§ **Brief**: Exactly repeat the material, dropping only the pictures.

-*-

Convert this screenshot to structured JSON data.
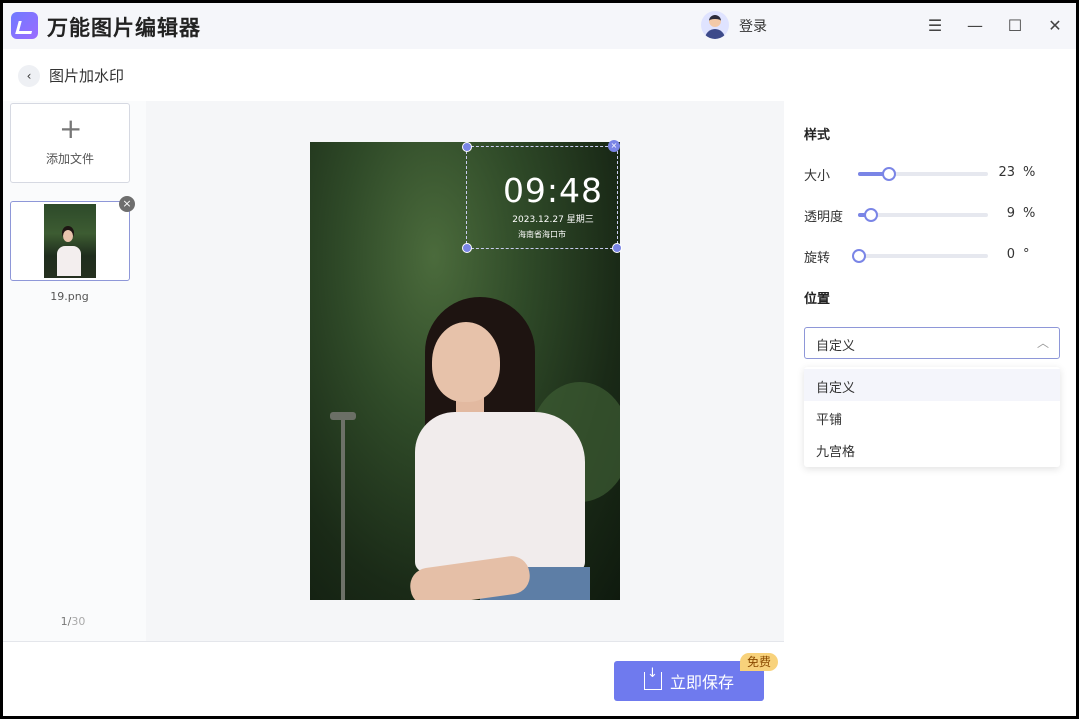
{
  "app": {
    "title": "万能图片编辑器",
    "login_label": "登录"
  },
  "window_controls": {
    "menu": "☰",
    "minimize": "—",
    "maximize": "☐",
    "close": "✕"
  },
  "header": {
    "back_icon": "‹",
    "title": "图片加水印"
  },
  "sidebar": {
    "add_file_label": "添加文件",
    "add_icon": "+",
    "thumb_close": "×",
    "file_name": "19.png",
    "page_current": "1/",
    "page_total": "30"
  },
  "watermark": {
    "time": "09:48",
    "date": "2023.12.27  星期三",
    "place": "海南省海口市",
    "close": "×"
  },
  "save": {
    "label": "立即保存",
    "badge": "免费"
  },
  "style_panel": {
    "title": "样式",
    "size": {
      "label": "大小",
      "value": "23",
      "unit": "%",
      "fraction": 0.23
    },
    "opacity": {
      "label": "透明度",
      "value": "9",
      "unit": "%",
      "fraction": 0.09
    },
    "rotate": {
      "label": "旋转",
      "value": "0",
      "unit": "°",
      "fraction": 0.0
    }
  },
  "position_panel": {
    "title": "位置",
    "selected": "自定义",
    "chevron": "︿",
    "options": [
      "自定义",
      "平铺",
      "九宫格"
    ]
  },
  "colors": {
    "accent": "#7a85e6",
    "button": "#6f7aee",
    "badge": "#f8d27b"
  }
}
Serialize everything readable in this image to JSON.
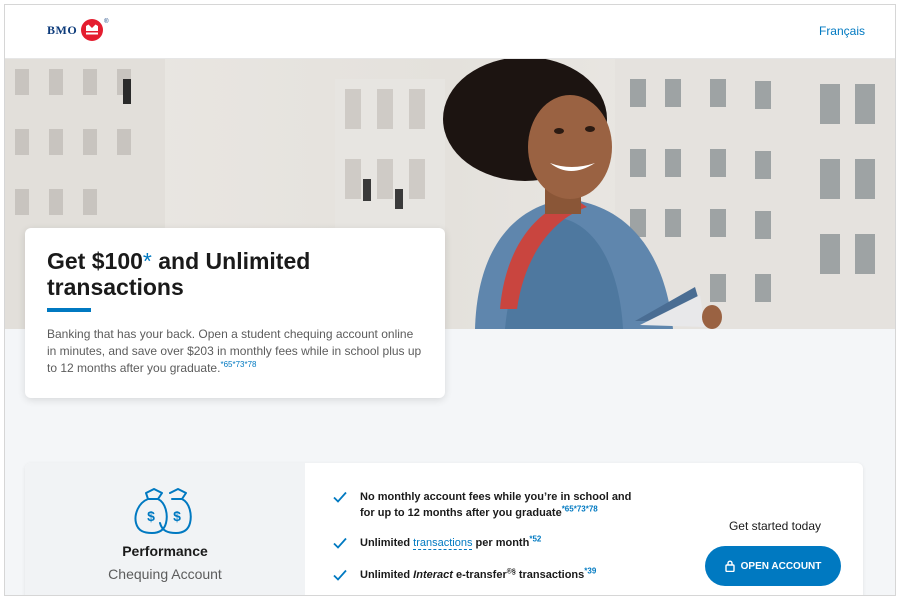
{
  "header": {
    "logo_text": "BMO",
    "logo_reg": "®",
    "language_link": "Français"
  },
  "hero": {
    "title_part1": "Get $100",
    "title_asterisk": "*",
    "title_part2": " and Unlimited transactions",
    "body": "Banking that has your back. Open a student chequing account online in minutes, and save over $203 in monthly fees while in school plus up to 12 months after you graduate.",
    "body_footnotes": "*65*73*78"
  },
  "product": {
    "icon": "money-bags-icon",
    "name": "Performance",
    "type": "Chequing Account",
    "features": [
      {
        "text": "No monthly account fees while you’re in school and for up to 12 months after you graduate",
        "footnotes": "*65*73*78"
      },
      {
        "text_before": "Unlimited ",
        "link": "transactions",
        "text_after": " per month",
        "footnotes": "*52"
      },
      {
        "text_before": "Unlimited ",
        "italic": "Interact",
        "text_after": " e-transfer",
        "reg": "®§",
        "text_after2": " transactions",
        "footnotes": "*39"
      }
    ],
    "cta_heading": "Get started today",
    "cta_button": "OPEN ACCOUNT",
    "cta_icon": "lock-icon"
  },
  "colors": {
    "brand_blue": "#0079c1",
    "brand_red": "#e41d2f",
    "logo_navy": "#0b3a7a"
  }
}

-*-

§ **Expected output**:
Convert this screenshot to structured JSON data.
{
  "app": {
    "title": "万能图片编辑器",
    "login_label": "登录"
  },
  "window_controls": {
    "menu": "☰",
    "minimize": "—",
    "maximize": "☐",
    "close": "✕"
  },
  "header": {
    "back_icon": "‹",
    "title": "图片加水印"
  },
  "sidebar": {
    "add_file_label": "添加文件",
    "add_icon": "+",
    "thumb_close": "×",
    "file_name": "19.png",
    "page_current": "1/",
    "page_total": "30"
  },
  "watermark": {
    "time": "09:48",
    "date": "2023.12.27  星期三",
    "place": "海南省海口市",
    "close": "×"
  },
  "save": {
    "label": "立即保存",
    "badge": "免费"
  },
  "style_panel": {
    "title": "样式",
    "size": {
      "label": "大小",
      "value": "23",
      "unit": "%",
      "fraction": 0.23
    },
    "opacity": {
      "label": "透明度",
      "value": "9",
      "unit": "%",
      "fraction": 0.09
    },
    "rotate": {
      "label": "旋转",
      "value": "0",
      "unit": "°",
      "fraction": 0.0
    }
  },
  "position_panel": {
    "title": "位置",
    "selected": "自定义",
    "chevron": "︿",
    "options": [
      "自定义",
      "平铺",
      "九宫格"
    ]
  },
  "colors": {
    "accent": "#7a85e6",
    "button": "#6f7aee",
    "badge": "#f8d27b"
  }
}
Serialize everything readable in this image to JSON.
{
  "header": {
    "logo_text": "BMO",
    "logo_reg": "®",
    "language_link": "Français"
  },
  "hero": {
    "title_part1": "Get $100",
    "title_asterisk": "*",
    "title_part2": " and Unlimited transactions",
    "body": "Banking that has your back. Open a student chequing account online in minutes, and save over $203 in monthly fees while in school plus up to 12 months after you graduate.",
    "body_footnotes": "*65*73*78"
  },
  "product": {
    "icon": "money-bags-icon",
    "name": "Performance",
    "type": "Chequing Account",
    "features": [
      {
        "text": "No monthly account fees while you’re in school and for up to 12 months after you graduate",
        "footnotes": "*65*73*78"
      },
      {
        "text_before": "Unlimited ",
        "link": "transactions",
        "text_after": " per month",
        "footnotes": "*52"
      },
      {
        "text_before": "Unlimited ",
        "italic": "Interact",
        "text_after": " e-transfer",
        "reg": "®§",
        "text_after2": " transactions",
        "footnotes": "*39"
      }
    ],
    "cta_heading": "Get started today",
    "cta_button": "OPEN ACCOUNT",
    "cta_icon": "lock-icon"
  },
  "colors": {
    "brand_blue": "#0079c1",
    "brand_red": "#e41d2f",
    "logo_navy": "#0b3a7a"
  }
}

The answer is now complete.